Please convert every line of the data below into a JSON list of strings, one string per line, with blank lines omitted and the pictures left out.
>> Start Information provided
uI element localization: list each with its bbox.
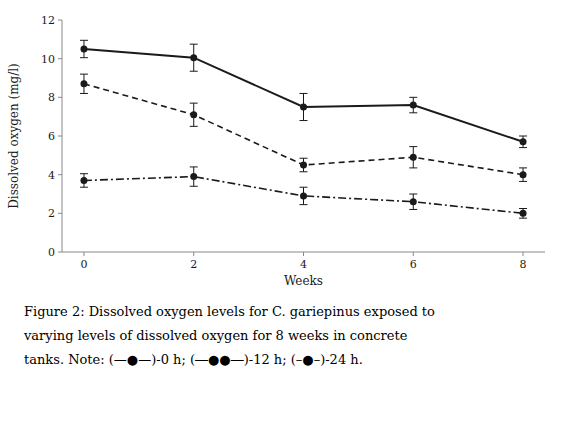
x-tick-label: 0 xyxy=(80,258,87,271)
y-tick-label: 12 xyxy=(41,14,55,27)
caption-line: varying levels of dissolved oxygen for 8… xyxy=(23,328,408,343)
error-bar xyxy=(409,194,417,209)
error-bar xyxy=(190,103,198,126)
error-bar xyxy=(80,174,88,188)
error-bar xyxy=(300,158,308,172)
series-line xyxy=(84,84,523,175)
point xyxy=(520,138,527,145)
point xyxy=(300,162,307,169)
y-tick xyxy=(58,174,62,175)
x-tick xyxy=(413,252,414,256)
y-tick xyxy=(58,136,62,137)
error-bar xyxy=(80,74,88,93)
plot-area xyxy=(80,40,527,218)
error-bar xyxy=(190,167,198,186)
x-tick xyxy=(83,252,84,256)
x-tick xyxy=(193,252,194,256)
x-tick-label: 4 xyxy=(300,258,307,271)
error-bar xyxy=(300,93,308,120)
point xyxy=(80,177,87,184)
error-bar xyxy=(519,136,527,148)
point xyxy=(520,171,527,178)
point xyxy=(80,80,87,87)
chart: 0 2 4 6 8 0 2 4 6 8 10 12 Weeks Dissolved oxygen (mg/… xyxy=(0,0,563,423)
point xyxy=(520,210,527,217)
point xyxy=(410,198,417,205)
x-tick-label: 8 xyxy=(520,258,527,271)
y-tick xyxy=(58,213,62,214)
x-tick-label: 6 xyxy=(410,258,417,271)
error-bar xyxy=(300,187,308,204)
point xyxy=(300,192,307,199)
y-tick-label: 4 xyxy=(48,169,55,182)
x-tick-label: 2 xyxy=(190,258,197,271)
error-bar xyxy=(409,147,417,168)
y-tick-label: 6 xyxy=(48,130,55,143)
point xyxy=(410,102,417,109)
y-tick xyxy=(58,97,62,98)
y-tick-label: 2 xyxy=(48,207,55,220)
x-tick xyxy=(523,252,524,256)
point xyxy=(300,104,307,111)
y-tick xyxy=(58,252,62,253)
series-line xyxy=(84,49,523,142)
y-tick xyxy=(58,20,62,21)
point xyxy=(190,111,197,118)
point xyxy=(80,46,87,53)
caption-line: Figure 2: Dissolved oxygen levels for C.… xyxy=(24,304,435,319)
error-bar xyxy=(409,97,417,112)
error-bar xyxy=(519,209,527,219)
x-tick xyxy=(303,252,304,256)
y-axis-label: Dissolved oxygen (mg/l) xyxy=(7,63,21,209)
y-tick-label: 10 xyxy=(41,53,55,66)
error-bar xyxy=(519,168,527,182)
x-axis-label: Weeks xyxy=(284,274,323,288)
point xyxy=(190,54,197,61)
y-tick-label: 0 xyxy=(48,246,55,259)
y-tick xyxy=(58,58,62,59)
point xyxy=(190,173,197,180)
y-tick-label: 8 xyxy=(48,91,55,104)
point xyxy=(410,154,417,161)
caption-line: tanks. Note: (—●—)‑0 h; (―●●―)‑12 h; (–●… xyxy=(24,352,363,367)
error-bar xyxy=(80,40,88,57)
error-bar xyxy=(190,44,198,71)
series-line xyxy=(84,177,523,214)
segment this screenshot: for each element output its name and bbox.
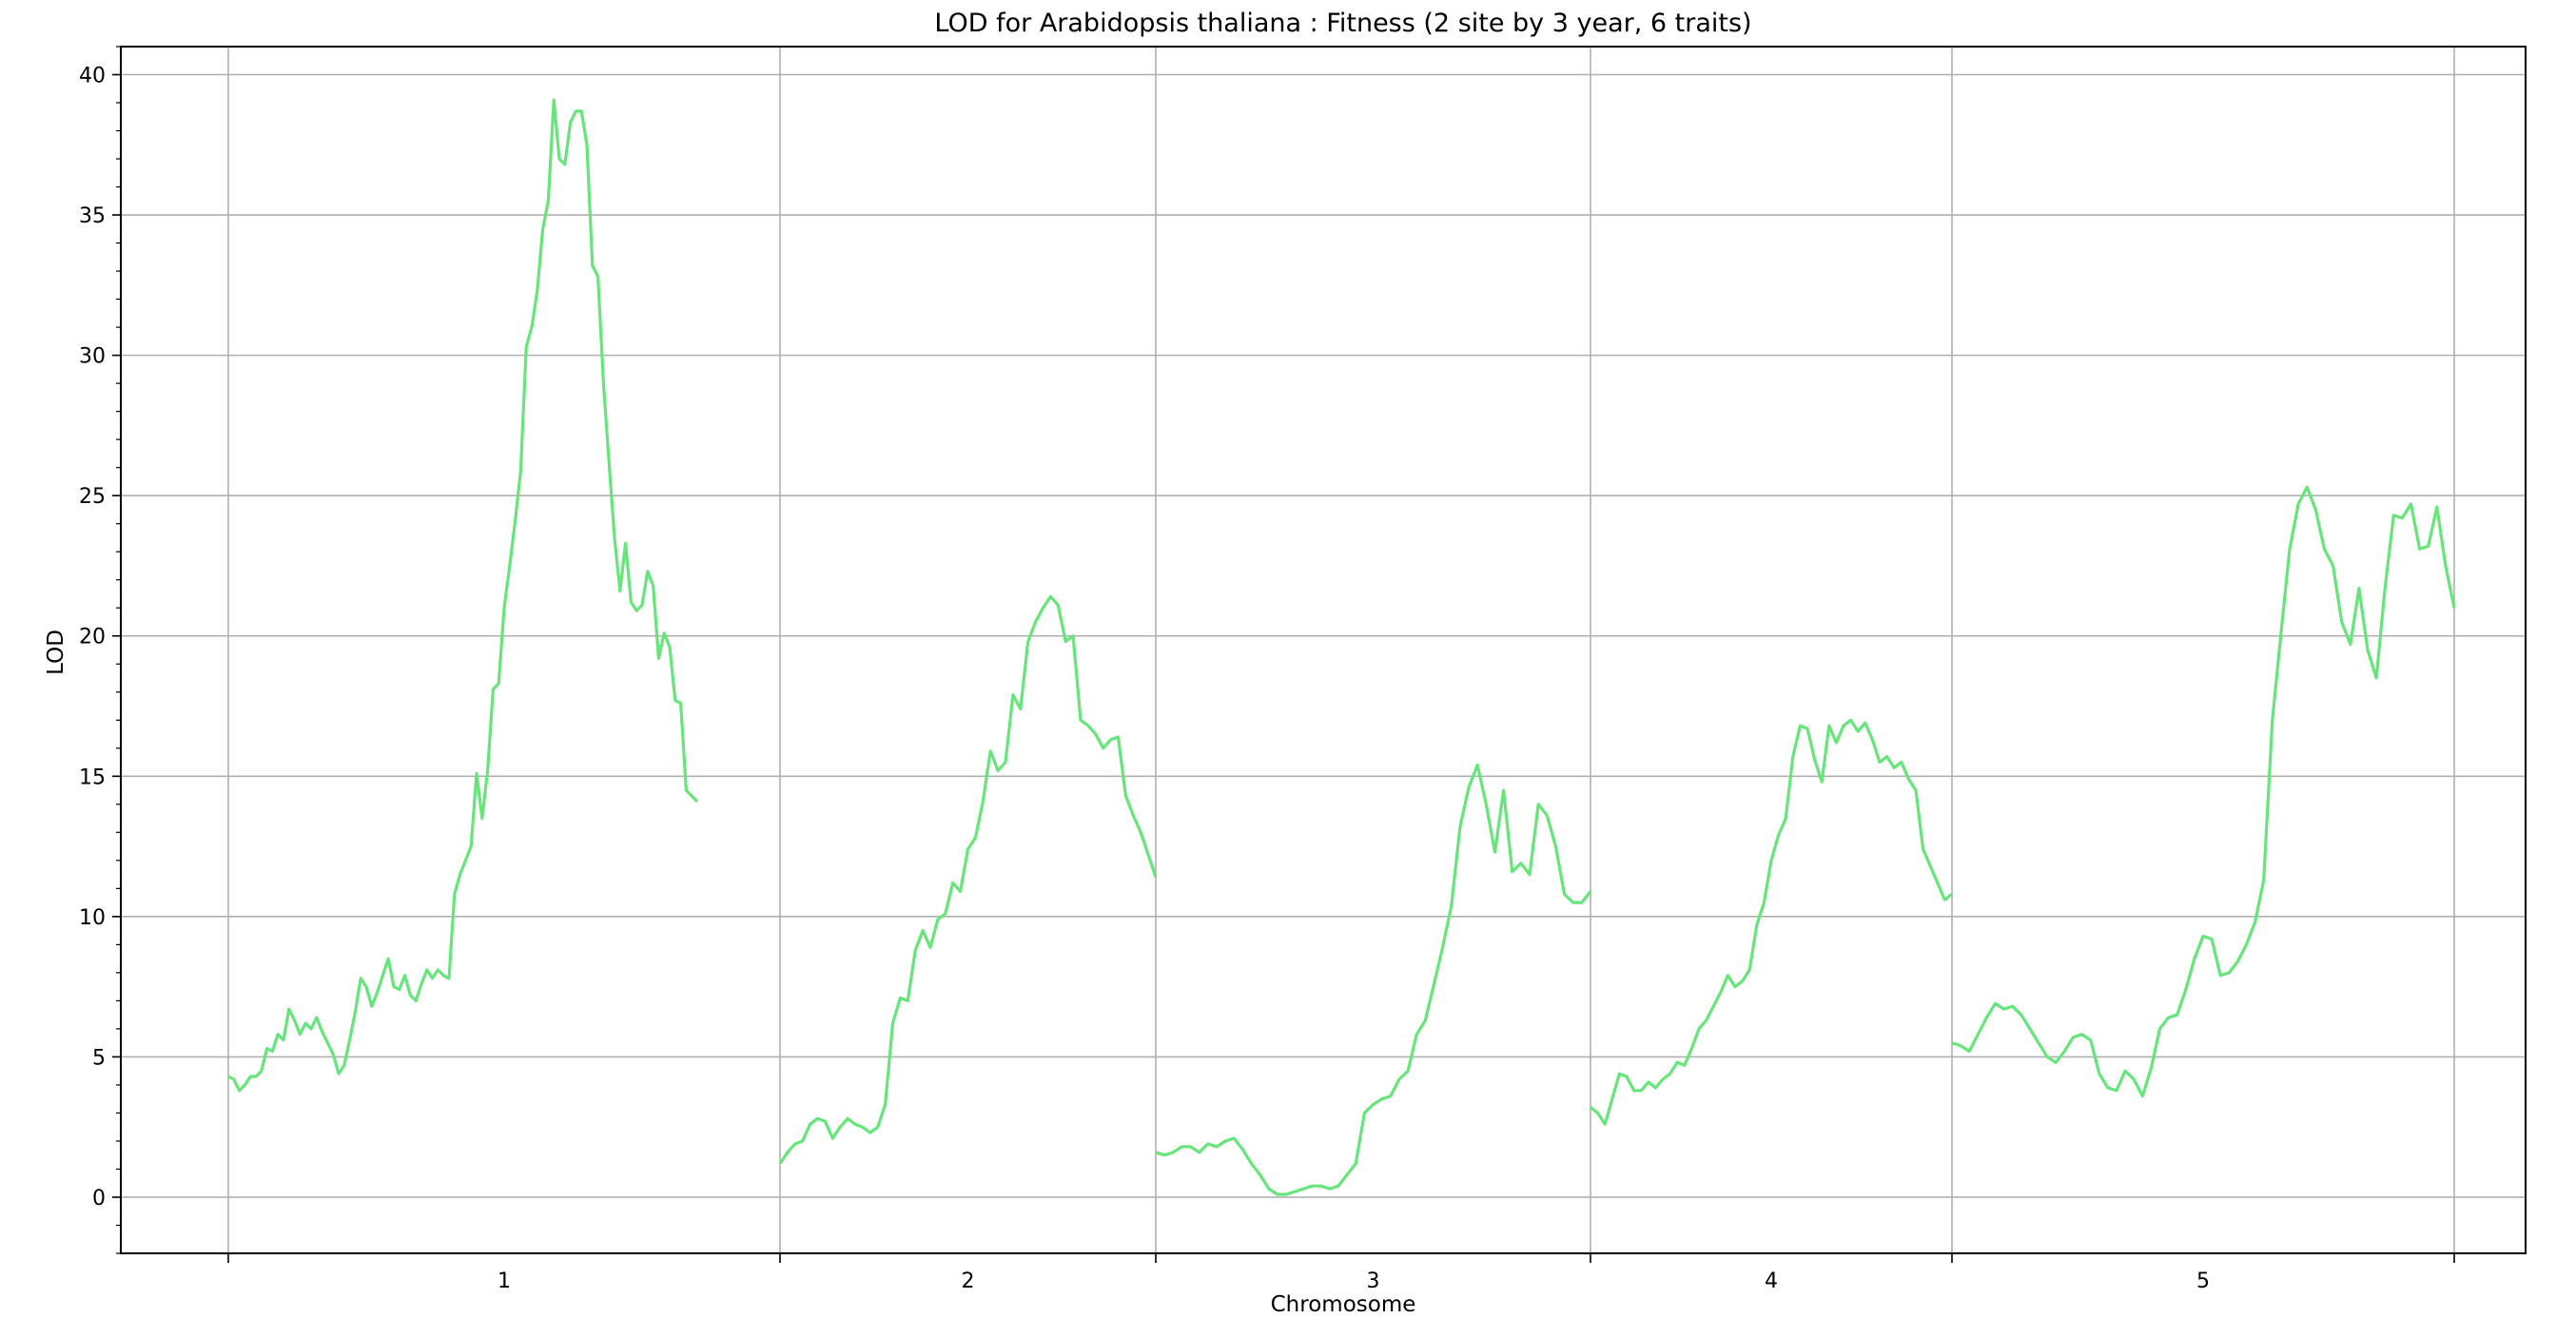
y-axis-label: LOD (44, 630, 68, 675)
y-tick-label: 15 (79, 766, 106, 789)
y-tick-label: 5 (92, 1046, 106, 1070)
y-tick-label: 40 (79, 65, 106, 88)
plot-frame (120, 46, 2527, 1254)
plot-area (227, 98, 2456, 1196)
x-tick-label: 5 (2196, 1270, 2210, 1293)
x-tick-label: 3 (1367, 1270, 1380, 1293)
y-tick-label: 10 (79, 906, 106, 930)
x-tick-label: 1 (498, 1270, 511, 1293)
y-tick-label: 35 (79, 204, 106, 228)
lod-line-chromosome-2 (778, 594, 1158, 1165)
x-tick-label: 2 (962, 1270, 975, 1293)
x-tick-label: 4 (1765, 1270, 1778, 1293)
y-tick-label: 20 (79, 626, 106, 649)
lod-line-chromosome-3 (1155, 763, 1592, 1196)
y-tick-label: 0 (92, 1187, 106, 1211)
lod-line-chromosome-1 (227, 98, 699, 1093)
axes: 0 5 10 15 20 25 30 35 40 1 2 3 4 5 (79, 46, 2455, 1293)
y-tick-label: 25 (79, 485, 106, 509)
grid-lines (121, 47, 2526, 1253)
x-axis-label: Chromosome (1271, 1292, 1416, 1317)
lod-line-chromosome-5 (1951, 485, 2456, 1098)
lod-line-chromosome-4 (1590, 718, 1953, 1126)
chart-title: LOD for Arabidopsis thaliana : Fitness (… (934, 9, 1751, 38)
y-tick-label: 30 (79, 345, 106, 369)
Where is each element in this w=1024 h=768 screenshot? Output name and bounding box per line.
>> End Information provided
▶ **Solution**
[
  "uI element localization: list each with its bbox.",
  "x-tick-label: 0 xyxy=(80,258,87,271)",
  "y-tick-label: 12 xyxy=(41,14,55,27)",
  "caption-line: varying levels of dissolved oxygen for 8… xyxy=(23,328,408,343)",
  "error-bar xyxy=(409,194,417,209)",
  "error-bar xyxy=(190,103,198,126)",
  "error-bar xyxy=(80,174,88,188)",
  "error-bar xyxy=(300,158,308,172)",
  "series-line xyxy=(84,84,523,175)",
  "point xyxy=(520,138,527,145)",
  "point xyxy=(300,162,307,169)",
  "y-tick xyxy=(58,174,62,175)",
  "x-tick xyxy=(413,252,414,256)",
  "y-tick xyxy=(58,136,62,137)",
  "error-bar xyxy=(80,74,88,93)",
  "plot-area xyxy=(80,40,527,218)",
  "error-bar xyxy=(190,167,198,186)",
  "x-tick xyxy=(83,252,84,256)",
  "x-tick xyxy=(193,252,194,256)",
  "x-tick-label: 4 xyxy=(300,258,307,271)",
  "error-bar xyxy=(300,93,308,120)",
  "point xyxy=(80,177,87,184)",
  "error-bar xyxy=(519,136,527,148)",
  "point xyxy=(520,171,527,178)",
  "point xyxy=(80,80,87,87)",
  "chart: 0 2 4 6 8 0 2 4 6 8 10 12 Weeks Dissolved oxygen (mg/… xyxy=(0,0,563,423)",
  "point xyxy=(520,210,527,217)",
  "point xyxy=(410,198,417,205)",
  "x-tick-label: 8 xyxy=(520,258,527,271)",
  "y-tick xyxy=(58,213,62,214)",
  "x-tick-label: 6 xyxy=(410,258,417,271)",
  "error-bar xyxy=(300,187,308,204)",
  "point xyxy=(300,192,307,199)",
  "y-tick-label: 4 xyxy=(48,169,55,182)",
  "x-tick-label: 2 xyxy=(190,258,197,271)",
  "error-bar xyxy=(409,147,417,168)",
  "y-tick-label: 6 xyxy=(48,130,55,143)",
  "point xyxy=(410,102,417,109)",
  "y-tick xyxy=(58,97,62,98)",
  "y-tick-label: 2 xyxy=(48,207,55,220)",
  "x-tick xyxy=(523,252,524,256)",
  "point xyxy=(300,104,307,111)",
  "y-tick xyxy=(58,252,62,253)",
  "series-line xyxy=(84,49,523,142)",
  "y-tick xyxy=(58,20,62,21)",
  "point xyxy=(190,111,197,118)",
  "point xyxy=(80,46,87,53)",
  "caption-line: Figure 2: Dissolved oxygen levels for C.… xyxy=(24,304,435,319)",
  "error-bar xyxy=(409,97,417,112)",
  "error-bar xyxy=(519,209,527,219)",
  "x-tick xyxy=(303,252,304,256)",
  "y-axis-label: Dissolved oxygen (mg/l) xyxy=(7,63,21,209)",
  "y-tick-label: 10 xyxy=(41,53,55,66)",
  "error-bar xyxy=(519,168,527,182)",
  "x-axis-label: Weeks xyxy=(284,274,323,288)",
  "point xyxy=(190,54,197,61)",
  "y-tick-label: 0 xyxy=(48,246,55,259)",
  "y-tick xyxy=(58,58,62,59)",
  "point xyxy=(190,173,197,180)",
  "y-tick-label: 8 xyxy=(48,91,55,104)",
  "point xyxy=(410,154,417,161)",
  "caption-line: tanks. Note: (—●—)‑0 h; (―●●―)‑12 h; (–●… xyxy=(24,352,363,367)",
  "error-bar xyxy=(80,40,88,57)",
  "error-bar xyxy=(190,44,198,71)",
  "series-line xyxy=(84,177,523,214)",
  "segment this screenshot: for each element output its name and bbox.",
  "y-axis-label: LOD (44, 630, 68, 675)",
  "y-tick-label: 15 (79, 766, 106, 789)",
  "y-tick-label: 5 (92, 1046, 106, 1070)",
  "y-tick-label: 40 (79, 65, 106, 88)",
  "plot-frame (120, 46, 2527, 1254)",
  "plot-area (227, 98, 2456, 1196)",
  "x-tick-label: 5 (2196, 1270, 2210, 1293)",
  "x-tick-label: 3 (1367, 1270, 1380, 1293)",
  "y-tick-label: 10 (79, 906, 106, 930)",
  "x-tick-label: 1 (498, 1270, 511, 1293)",
  "y-tick-label: 35 (79, 204, 106, 228)",
  "lod-line-chromosome-2 (778, 594, 1158, 1165)",
  "x-tick-label: 2 (962, 1270, 975, 1293)",
  "x-tick-label: 4 (1765, 1270, 1778, 1293)",
  "y-tick-label: 20 (79, 626, 106, 649)",
  "lod-line-chromosome-3 (1155, 763, 1592, 1196)",
  "y-tick-label: 0 (92, 1187, 106, 1211)",
  "lod-line-chromosome-1 (227, 98, 699, 1093)",
  "axes: 0 5 10 15 20 25 30 35 40 1 2 3 4 5 (79, 46, 2455, 1293)",
  "y-tick-label: 25 (79, 485, 106, 509)",
  "grid-lines (121, 47, 2526, 1253)",
  "x-axis-label: Chromosome (1271, 1292, 1416, 1317)",
  "lod-line-chromosome-5 (1951, 485, 2456, 1098)",
  "lod-line-chromosome-4 (1590, 718, 1953, 1126)",
  "chart-title: LOD for Arabidopsis thaliana : Fitness (… (934, 9, 1751, 38)",
  "y-tick-label: 30 (79, 345, 106, 369)",
  "Where is each element in this w=1024 h=768 screenshot? Output name and bounding box per line."
]